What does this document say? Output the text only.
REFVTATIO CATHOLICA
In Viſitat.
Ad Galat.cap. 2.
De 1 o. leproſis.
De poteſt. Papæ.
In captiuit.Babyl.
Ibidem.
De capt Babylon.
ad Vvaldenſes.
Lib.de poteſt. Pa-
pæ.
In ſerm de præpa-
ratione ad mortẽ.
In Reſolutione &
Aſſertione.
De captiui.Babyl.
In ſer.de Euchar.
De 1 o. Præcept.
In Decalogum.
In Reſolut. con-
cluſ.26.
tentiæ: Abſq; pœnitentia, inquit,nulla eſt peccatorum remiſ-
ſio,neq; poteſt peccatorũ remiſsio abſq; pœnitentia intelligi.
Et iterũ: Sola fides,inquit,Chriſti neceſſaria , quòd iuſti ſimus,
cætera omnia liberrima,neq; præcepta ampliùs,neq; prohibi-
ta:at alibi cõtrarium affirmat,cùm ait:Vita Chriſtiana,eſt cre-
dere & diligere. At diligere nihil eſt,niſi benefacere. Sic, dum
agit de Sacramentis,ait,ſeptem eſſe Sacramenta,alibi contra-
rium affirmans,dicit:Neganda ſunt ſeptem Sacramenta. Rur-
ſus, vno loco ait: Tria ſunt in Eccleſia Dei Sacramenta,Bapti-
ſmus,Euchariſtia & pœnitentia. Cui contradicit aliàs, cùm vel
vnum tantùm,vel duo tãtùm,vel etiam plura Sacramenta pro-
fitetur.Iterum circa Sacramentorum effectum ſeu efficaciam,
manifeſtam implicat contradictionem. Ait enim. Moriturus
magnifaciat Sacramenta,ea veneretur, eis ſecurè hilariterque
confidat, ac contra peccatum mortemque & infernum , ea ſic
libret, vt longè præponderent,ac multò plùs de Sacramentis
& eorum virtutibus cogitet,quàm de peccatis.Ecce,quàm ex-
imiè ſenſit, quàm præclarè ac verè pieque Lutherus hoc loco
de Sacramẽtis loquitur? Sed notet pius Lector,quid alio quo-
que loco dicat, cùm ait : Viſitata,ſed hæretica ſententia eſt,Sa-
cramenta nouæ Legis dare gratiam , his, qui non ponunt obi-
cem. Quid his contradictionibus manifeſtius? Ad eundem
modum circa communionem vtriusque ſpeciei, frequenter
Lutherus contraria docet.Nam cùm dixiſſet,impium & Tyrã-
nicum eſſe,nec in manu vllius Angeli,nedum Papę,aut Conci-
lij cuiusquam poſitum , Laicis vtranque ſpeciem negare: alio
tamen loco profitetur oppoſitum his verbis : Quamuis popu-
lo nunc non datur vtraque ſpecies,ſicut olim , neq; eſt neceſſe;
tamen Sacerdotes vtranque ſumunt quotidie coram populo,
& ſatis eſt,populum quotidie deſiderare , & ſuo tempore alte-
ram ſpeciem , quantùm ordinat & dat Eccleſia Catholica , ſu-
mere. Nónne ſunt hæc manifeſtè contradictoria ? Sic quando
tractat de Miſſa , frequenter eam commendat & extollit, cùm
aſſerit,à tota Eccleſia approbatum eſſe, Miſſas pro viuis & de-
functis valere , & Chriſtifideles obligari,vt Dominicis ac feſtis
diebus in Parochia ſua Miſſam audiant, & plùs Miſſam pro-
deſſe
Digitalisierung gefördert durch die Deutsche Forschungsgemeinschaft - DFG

——

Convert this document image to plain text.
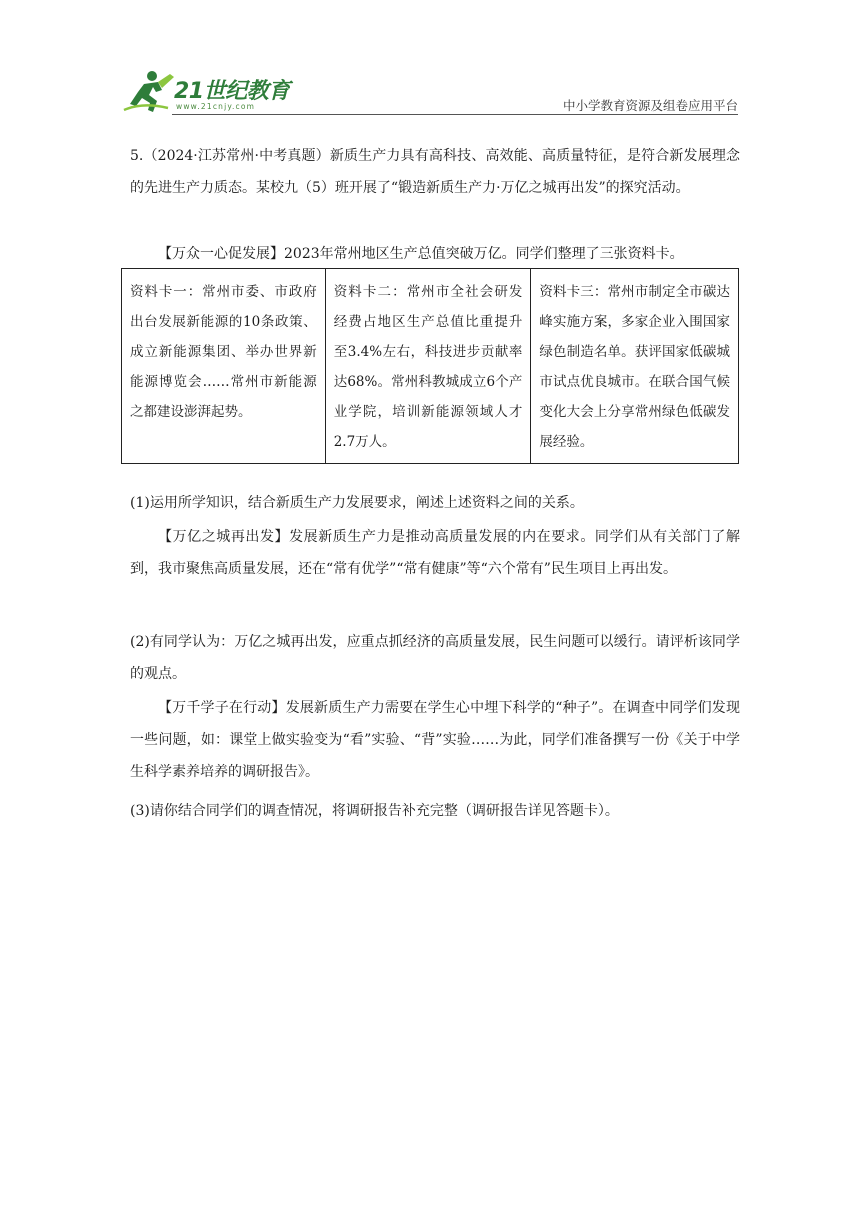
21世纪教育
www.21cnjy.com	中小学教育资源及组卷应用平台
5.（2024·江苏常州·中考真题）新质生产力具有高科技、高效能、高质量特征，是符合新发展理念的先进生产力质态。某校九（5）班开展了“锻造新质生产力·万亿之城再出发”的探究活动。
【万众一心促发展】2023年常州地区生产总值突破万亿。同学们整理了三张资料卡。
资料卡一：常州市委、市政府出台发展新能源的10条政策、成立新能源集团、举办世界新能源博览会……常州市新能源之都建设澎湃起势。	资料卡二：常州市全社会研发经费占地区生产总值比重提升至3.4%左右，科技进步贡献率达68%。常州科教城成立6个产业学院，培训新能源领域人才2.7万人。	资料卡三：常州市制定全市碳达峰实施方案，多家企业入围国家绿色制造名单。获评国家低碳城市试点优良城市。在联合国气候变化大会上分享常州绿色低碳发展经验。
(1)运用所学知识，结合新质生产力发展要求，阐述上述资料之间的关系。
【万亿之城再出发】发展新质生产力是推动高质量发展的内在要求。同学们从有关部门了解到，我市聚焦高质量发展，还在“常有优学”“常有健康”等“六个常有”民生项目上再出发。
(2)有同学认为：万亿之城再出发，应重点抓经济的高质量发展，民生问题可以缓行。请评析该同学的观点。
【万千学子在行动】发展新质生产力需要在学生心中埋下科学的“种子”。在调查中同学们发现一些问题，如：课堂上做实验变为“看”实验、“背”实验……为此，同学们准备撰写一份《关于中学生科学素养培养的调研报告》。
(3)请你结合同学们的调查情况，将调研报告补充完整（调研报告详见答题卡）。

——

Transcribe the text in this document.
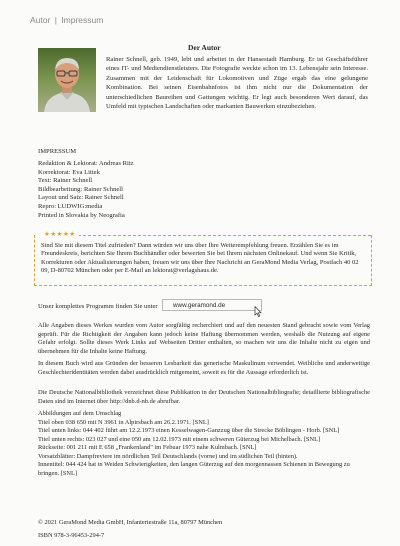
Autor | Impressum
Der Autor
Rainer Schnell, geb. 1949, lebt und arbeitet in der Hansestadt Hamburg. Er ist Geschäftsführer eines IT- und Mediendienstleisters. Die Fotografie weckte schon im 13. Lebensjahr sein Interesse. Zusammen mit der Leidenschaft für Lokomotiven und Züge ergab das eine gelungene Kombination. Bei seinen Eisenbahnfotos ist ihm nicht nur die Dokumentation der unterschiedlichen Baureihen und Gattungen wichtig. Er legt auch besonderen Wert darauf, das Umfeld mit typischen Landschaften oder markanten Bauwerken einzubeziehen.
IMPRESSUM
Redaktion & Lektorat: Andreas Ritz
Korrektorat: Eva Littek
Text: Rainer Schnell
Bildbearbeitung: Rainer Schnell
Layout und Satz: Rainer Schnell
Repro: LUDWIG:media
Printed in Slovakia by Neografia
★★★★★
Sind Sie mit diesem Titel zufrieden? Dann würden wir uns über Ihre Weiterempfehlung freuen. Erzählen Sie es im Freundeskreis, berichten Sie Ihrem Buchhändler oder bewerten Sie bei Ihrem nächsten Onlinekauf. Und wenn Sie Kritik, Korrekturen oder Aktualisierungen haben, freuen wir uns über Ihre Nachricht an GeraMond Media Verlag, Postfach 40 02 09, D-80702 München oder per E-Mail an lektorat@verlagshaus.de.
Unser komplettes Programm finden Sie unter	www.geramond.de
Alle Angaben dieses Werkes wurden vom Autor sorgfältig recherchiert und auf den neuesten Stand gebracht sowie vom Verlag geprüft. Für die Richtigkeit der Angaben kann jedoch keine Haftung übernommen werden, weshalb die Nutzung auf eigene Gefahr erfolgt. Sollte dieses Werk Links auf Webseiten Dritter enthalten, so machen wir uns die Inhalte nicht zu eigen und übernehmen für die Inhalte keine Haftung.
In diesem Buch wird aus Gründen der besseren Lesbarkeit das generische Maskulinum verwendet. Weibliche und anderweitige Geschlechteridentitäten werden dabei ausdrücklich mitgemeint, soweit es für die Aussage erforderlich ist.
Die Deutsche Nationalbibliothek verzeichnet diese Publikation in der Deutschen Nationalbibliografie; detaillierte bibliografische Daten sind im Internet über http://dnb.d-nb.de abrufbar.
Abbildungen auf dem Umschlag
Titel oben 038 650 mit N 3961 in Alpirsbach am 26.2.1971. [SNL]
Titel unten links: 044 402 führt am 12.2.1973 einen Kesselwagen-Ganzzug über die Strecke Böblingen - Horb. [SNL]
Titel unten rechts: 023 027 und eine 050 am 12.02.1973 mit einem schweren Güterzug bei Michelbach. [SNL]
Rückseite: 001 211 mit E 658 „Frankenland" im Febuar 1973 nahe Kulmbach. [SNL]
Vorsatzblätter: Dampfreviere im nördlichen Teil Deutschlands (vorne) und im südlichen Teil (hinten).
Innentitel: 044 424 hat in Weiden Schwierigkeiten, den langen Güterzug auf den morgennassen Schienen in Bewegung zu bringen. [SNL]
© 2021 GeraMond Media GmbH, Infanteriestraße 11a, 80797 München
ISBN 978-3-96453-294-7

——

= EXERCISE REQUIREMENTS =
Copy each line of the records containing the string "Verlag".

= RESPONSE BELOW =
Sind Sie mit diesem Titel zufrieden? Dann würden wir uns über Ihre Weiterempfehlung freuen. Erzählen Sie es im Freundeskreis, berichten Sie Ihrem Buchhändler oder bewerten Sie bei Ihrem nächsten Onlinekauf. Und wenn Sie Kritik, Korrekturen oder Aktualisierungen haben, freuen wir uns über Ihre Nachricht an GeraMond Media Verlag, Postfach 40 02 09, D-80702 München oder per E-Mail an lektorat@verlagshaus.de.
Alle Angaben dieses Werkes wurden vom Autor sorgfältig recherchiert und auf den neuesten Stand gebracht sowie vom Verlag geprüft. Für die Richtigkeit der Angaben kann jedoch keine Haftung übernommen werden, weshalb die Nutzung auf eigene Gefahr erfolgt. Sollte dieses Werk Links auf Webseiten Dritter enthalten, so machen wir uns die Inhalte nicht zu eigen und übernehmen für die Inhalte keine Haftung.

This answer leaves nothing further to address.